DO THIS:
Entries follow. Set all of them down as they stand.

Stored items from a collection:
---*---
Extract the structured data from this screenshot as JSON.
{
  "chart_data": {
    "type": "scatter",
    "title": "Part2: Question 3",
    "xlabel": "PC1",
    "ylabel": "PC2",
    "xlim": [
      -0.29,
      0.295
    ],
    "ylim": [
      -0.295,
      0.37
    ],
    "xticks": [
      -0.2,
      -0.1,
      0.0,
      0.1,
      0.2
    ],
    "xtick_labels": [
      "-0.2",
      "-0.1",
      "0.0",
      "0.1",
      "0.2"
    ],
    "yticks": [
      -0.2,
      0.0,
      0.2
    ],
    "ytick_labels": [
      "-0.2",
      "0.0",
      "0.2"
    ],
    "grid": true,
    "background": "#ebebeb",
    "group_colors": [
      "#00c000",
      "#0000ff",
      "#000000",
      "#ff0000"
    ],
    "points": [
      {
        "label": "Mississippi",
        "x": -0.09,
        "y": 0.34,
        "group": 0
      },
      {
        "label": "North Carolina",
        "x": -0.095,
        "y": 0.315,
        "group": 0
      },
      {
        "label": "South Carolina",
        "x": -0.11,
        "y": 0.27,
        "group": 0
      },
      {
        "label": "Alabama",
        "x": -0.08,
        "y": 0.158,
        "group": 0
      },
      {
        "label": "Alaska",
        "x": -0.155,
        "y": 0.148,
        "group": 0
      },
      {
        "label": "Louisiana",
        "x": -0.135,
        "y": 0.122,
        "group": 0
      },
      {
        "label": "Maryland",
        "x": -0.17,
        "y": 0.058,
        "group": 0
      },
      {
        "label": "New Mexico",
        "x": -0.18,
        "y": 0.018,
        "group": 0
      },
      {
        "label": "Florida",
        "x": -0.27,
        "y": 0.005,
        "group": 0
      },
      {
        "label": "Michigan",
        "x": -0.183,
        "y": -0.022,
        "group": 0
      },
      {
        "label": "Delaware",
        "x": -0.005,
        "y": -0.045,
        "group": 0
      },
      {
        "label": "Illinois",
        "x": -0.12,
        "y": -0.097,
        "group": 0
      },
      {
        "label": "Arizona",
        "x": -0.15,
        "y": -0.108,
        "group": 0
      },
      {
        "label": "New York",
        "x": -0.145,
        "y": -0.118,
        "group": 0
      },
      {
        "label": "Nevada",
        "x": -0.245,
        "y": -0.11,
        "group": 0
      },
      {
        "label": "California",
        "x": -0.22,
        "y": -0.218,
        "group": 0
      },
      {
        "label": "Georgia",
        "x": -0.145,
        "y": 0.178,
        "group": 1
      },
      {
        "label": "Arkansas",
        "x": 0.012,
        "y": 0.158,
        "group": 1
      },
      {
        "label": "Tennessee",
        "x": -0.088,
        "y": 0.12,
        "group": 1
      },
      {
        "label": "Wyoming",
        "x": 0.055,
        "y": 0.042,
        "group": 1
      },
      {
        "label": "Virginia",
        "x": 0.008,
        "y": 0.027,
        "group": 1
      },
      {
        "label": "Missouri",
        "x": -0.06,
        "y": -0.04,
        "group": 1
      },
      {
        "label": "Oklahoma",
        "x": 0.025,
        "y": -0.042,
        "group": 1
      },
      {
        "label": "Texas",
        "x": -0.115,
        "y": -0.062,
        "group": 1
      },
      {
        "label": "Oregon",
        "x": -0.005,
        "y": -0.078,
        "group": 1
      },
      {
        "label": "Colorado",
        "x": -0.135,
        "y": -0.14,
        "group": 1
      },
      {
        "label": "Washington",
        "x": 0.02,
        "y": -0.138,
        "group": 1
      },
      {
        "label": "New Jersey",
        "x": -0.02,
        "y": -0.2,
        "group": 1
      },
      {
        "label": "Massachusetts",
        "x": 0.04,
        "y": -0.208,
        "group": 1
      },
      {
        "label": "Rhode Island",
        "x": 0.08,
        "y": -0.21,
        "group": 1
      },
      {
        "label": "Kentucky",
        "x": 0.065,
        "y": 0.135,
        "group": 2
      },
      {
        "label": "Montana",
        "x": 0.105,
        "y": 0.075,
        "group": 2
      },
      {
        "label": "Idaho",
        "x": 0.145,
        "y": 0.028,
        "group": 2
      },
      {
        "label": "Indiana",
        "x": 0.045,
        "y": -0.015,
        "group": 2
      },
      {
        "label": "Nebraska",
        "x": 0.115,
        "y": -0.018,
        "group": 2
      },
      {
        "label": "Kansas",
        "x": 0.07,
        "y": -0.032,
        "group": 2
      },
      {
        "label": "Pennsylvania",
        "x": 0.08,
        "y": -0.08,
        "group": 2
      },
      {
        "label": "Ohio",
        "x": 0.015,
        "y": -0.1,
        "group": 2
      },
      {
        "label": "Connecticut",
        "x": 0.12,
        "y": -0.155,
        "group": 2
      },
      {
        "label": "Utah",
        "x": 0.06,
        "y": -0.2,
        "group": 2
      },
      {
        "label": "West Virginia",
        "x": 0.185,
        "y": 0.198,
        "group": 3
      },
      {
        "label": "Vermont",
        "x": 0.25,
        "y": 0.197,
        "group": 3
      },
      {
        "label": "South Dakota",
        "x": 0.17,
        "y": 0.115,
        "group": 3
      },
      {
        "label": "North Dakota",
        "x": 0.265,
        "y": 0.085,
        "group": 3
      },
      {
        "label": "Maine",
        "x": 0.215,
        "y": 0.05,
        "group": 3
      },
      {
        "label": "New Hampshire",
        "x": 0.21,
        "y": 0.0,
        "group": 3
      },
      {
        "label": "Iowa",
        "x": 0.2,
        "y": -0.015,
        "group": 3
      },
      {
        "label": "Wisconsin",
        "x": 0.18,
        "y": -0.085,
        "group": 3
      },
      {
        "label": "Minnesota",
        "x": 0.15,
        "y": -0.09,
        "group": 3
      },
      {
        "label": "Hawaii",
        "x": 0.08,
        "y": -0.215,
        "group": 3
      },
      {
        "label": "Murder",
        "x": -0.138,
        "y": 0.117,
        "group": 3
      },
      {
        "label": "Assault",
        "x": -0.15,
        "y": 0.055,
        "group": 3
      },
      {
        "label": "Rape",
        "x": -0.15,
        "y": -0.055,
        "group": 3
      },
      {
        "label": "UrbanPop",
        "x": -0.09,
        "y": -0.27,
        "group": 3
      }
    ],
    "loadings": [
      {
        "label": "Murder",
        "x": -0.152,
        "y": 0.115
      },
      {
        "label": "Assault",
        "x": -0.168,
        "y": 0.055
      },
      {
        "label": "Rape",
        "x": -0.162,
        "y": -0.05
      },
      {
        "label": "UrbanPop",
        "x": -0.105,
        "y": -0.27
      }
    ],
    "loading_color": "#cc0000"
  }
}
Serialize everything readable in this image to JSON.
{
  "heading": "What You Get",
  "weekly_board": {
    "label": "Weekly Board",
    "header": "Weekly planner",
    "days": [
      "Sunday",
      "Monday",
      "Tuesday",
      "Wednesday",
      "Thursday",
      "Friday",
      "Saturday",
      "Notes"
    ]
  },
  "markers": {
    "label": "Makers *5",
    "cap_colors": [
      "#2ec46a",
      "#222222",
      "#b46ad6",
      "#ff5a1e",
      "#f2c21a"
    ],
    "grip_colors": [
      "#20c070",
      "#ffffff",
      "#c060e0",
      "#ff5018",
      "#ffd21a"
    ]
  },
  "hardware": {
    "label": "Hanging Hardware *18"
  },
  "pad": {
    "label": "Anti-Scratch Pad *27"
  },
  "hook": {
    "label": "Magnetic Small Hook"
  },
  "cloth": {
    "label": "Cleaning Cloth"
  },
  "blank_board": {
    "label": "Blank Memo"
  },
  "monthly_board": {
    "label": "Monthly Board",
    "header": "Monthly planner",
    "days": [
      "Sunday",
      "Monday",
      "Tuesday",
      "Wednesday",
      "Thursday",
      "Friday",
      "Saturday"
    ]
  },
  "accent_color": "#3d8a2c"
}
---*---
ANSWER TO THIS TASK:
Extract the structured data from this screenshot as JSON.
{
  "chart_data": {
    "type": "scatter",
    "title": "Part2: Question 3",
    "xlabel": "PC1",
    "ylabel": "PC2",
    "xlim": [
      -0.29,
      0.295
    ],
    "ylim": [
      -0.295,
      0.37
    ],
    "xticks": [
      -0.2,
      -0.1,
      0.0,
      0.1,
      0.2
    ],
    "xtick_labels": [
      "-0.2",
      "-0.1",
      "0.0",
      "0.1",
      "0.2"
    ],
    "yticks": [
      -0.2,
      0.0,
      0.2
    ],
    "ytick_labels": [
      "-0.2",
      "0.0",
      "0.2"
    ],
    "grid": true,
    "background": "#ebebeb",
    "group_colors": [
      "#00c000",
      "#0000ff",
      "#000000",
      "#ff0000"
    ],
    "points": [
      {
        "label": "Mississippi",
        "x": -0.09,
        "y": 0.34,
        "group": 0
      },
      {
        "label": "North Carolina",
        "x": -0.095,
        "y": 0.315,
        "group": 0
      },
      {
        "label": "South Carolina",
        "x": -0.11,
        "y": 0.27,
        "group": 0
      },
      {
        "label": "Alabama",
        "x": -0.08,
        "y": 0.158,
        "group": 0
      },
      {
        "label": "Alaska",
        "x": -0.155,
        "y": 0.148,
        "group": 0
      },
      {
        "label": "Louisiana",
        "x": -0.135,
        "y": 0.122,
        "group": 0
      },
      {
        "label": "Maryland",
        "x": -0.17,
        "y": 0.058,
        "group": 0
      },
      {
        "label": "New Mexico",
        "x": -0.18,
        "y": 0.018,
        "group": 0
      },
      {
        "label": "Florida",
        "x": -0.27,
        "y": 0.005,
        "group": 0
      },
      {
        "label": "Michigan",
        "x": -0.183,
        "y": -0.022,
        "group": 0
      },
      {
        "label": "Delaware",
        "x": -0.005,
        "y": -0.045,
        "group": 0
      },
      {
        "label": "Illinois",
        "x": -0.12,
        "y": -0.097,
        "group": 0
      },
      {
        "label": "Arizona",
        "x": -0.15,
        "y": -0.108,
        "group": 0
      },
      {
        "label": "New York",
        "x": -0.145,
        "y": -0.118,
        "group": 0
      },
      {
        "label": "Nevada",
        "x": -0.245,
        "y": -0.11,
        "group": 0
      },
      {
        "label": "California",
        "x": -0.22,
        "y": -0.218,
        "group": 0
      },
      {
        "label": "Georgia",
        "x": -0.145,
        "y": 0.178,
        "group": 1
      },
      {
        "label": "Arkansas",
        "x": 0.012,
        "y": 0.158,
        "group": 1
      },
      {
        "label": "Tennessee",
        "x": -0.088,
        "y": 0.12,
        "group": 1
      },
      {
        "label": "Wyoming",
        "x": 0.055,
        "y": 0.042,
        "group": 1
      },
      {
        "label": "Virginia",
        "x": 0.008,
        "y": 0.027,
        "group": 1
      },
      {
        "label": "Missouri",
        "x": -0.06,
        "y": -0.04,
        "group": 1
      },
      {
        "label": "Oklahoma",
        "x": 0.025,
        "y": -0.042,
        "group": 1
      },
      {
        "label": "Texas",
        "x": -0.115,
        "y": -0.062,
        "group": 1
      },
      {
        "label": "Oregon",
        "x": -0.005,
        "y": -0.078,
        "group": 1
      },
      {
        "label": "Colorado",
        "x": -0.135,
        "y": -0.14,
        "group": 1
      },
      {
        "label": "Washington",
        "x": 0.02,
        "y": -0.138,
        "group": 1
      },
      {
        "label": "New Jersey",
        "x": -0.02,
        "y": -0.2,
        "group": 1
      },
      {
        "label": "Massachusetts",
        "x": 0.04,
        "y": -0.208,
        "group": 1
      },
      {
        "label": "Rhode Island",
        "x": 0.08,
        "y": -0.21,
        "group": 1
      },
      {
        "label": "Kentucky",
        "x": 0.065,
        "y": 0.135,
        "group": 2
      },
      {
        "label": "Montana",
        "x": 0.105,
        "y": 0.075,
        "group": 2
      },
      {
        "label": "Idaho",
        "x": 0.145,
        "y": 0.028,
        "group": 2
      },
      {
        "label": "Indiana",
        "x": 0.045,
        "y": -0.015,
        "group": 2
      },
      {
        "label": "Nebraska",
        "x": 0.115,
        "y": -0.018,
        "group": 2
      },
      {
        "label": "Kansas",
        "x": 0.07,
        "y": -0.032,
        "group": 2
      },
      {
        "label": "Pennsylvania",
        "x": 0.08,
        "y": -0.08,
        "group": 2
      },
      {
        "label": "Ohio",
        "x": 0.015,
        "y": -0.1,
        "group": 2
      },
      {
        "label": "Connecticut",
        "x": 0.12,
        "y": -0.155,
        "group": 2
      },
      {
        "label": "Utah",
        "x": 0.06,
        "y": -0.2,
        "group": 2
      },
      {
        "label": "West Virginia",
        "x": 0.185,
        "y": 0.198,
        "group": 3
      },
      {
        "label": "Vermont",
        "x": 0.25,
        "y": 0.197,
        "group": 3
      },
      {
        "label": "South Dakota",
        "x": 0.17,
        "y": 0.115,
        "group": 3
      },
      {
        "label": "North Dakota",
        "x": 0.265,
        "y": 0.085,
        "group": 3
      },
      {
        "label": "Maine",
        "x": 0.215,
        "y": 0.05,
        "group": 3
      },
      {
        "label": "New Hampshire",
        "x": 0.21,
        "y": 0.0,
        "group": 3
      },
      {
        "label": "Iowa",
        "x": 0.2,
        "y": -0.015,
        "group": 3
      },
      {
        "label": "Wisconsin",
        "x": 0.18,
        "y": -0.085,
        "group": 3
      },
      {
        "label": "Minnesota",
        "x": 0.15,
        "y": -0.09,
        "group": 3
      },
      {
        "label": "Hawaii",
        "x": 0.08,
        "y": -0.215,
        "group": 3
      },
      {
        "label": "Murder",
        "x": -0.138,
        "y": 0.117,
        "group": 3
      },
      {
        "label": "Assault",
        "x": -0.15,
        "y": 0.055,
        "group": 3
      },
      {
        "label": "Rape",
        "x": -0.15,
        "y": -0.055,
        "group": 3
      },
      {
        "label": "UrbanPop",
        "x": -0.09,
        "y": -0.27,
        "group": 3
      }
    ],
    "loadings": [
      {
        "label": "Murder",
        "x": -0.152,
        "y": 0.115
      },
      {
        "label": "Assault",
        "x": -0.168,
        "y": 0.055
      },
      {
        "label": "Rape",
        "x": -0.162,
        "y": -0.05
      },
      {
        "label": "UrbanPop",
        "x": -0.105,
        "y": -0.27
      }
    ],
    "loading_color": "#cc0000"
  }
}
Serialize everything readable in this image to JSON.
{
  "heading": "What You Get",
  "weekly_board": {
    "label": "Weekly Board",
    "header": "Weekly planner",
    "days": [
      "Sunday",
      "Monday",
      "Tuesday",
      "Wednesday",
      "Thursday",
      "Friday",
      "Saturday",
      "Notes"
    ]
  },
  "markers": {
    "label": "Makers *5",
    "cap_colors": [
      "#2ec46a",
      "#222222",
      "#b46ad6",
      "#ff5a1e",
      "#f2c21a"
    ],
    "grip_colors": [
      "#20c070",
      "#ffffff",
      "#c060e0",
      "#ff5018",
      "#ffd21a"
    ]
  },
  "hardware": {
    "label": "Hanging Hardware *18"
  },
  "pad": {
    "label": "Anti-Scratch Pad *27"
  },
  "hook": {
    "label": "Magnetic Small Hook"
  },
  "cloth": {
    "label": "Cleaning Cloth"
  },
  "blank_board": {
    "label": "Blank Memo"
  },
  "monthly_board": {
    "label": "Monthly Board",
    "header": "Monthly planner",
    "days": [
      "Sunday",
      "Monday",
      "Tuesday",
      "Wednesday",
      "Thursday",
      "Friday",
      "Saturday"
    ]
  },
  "accent_color": "#3d8a2c"
}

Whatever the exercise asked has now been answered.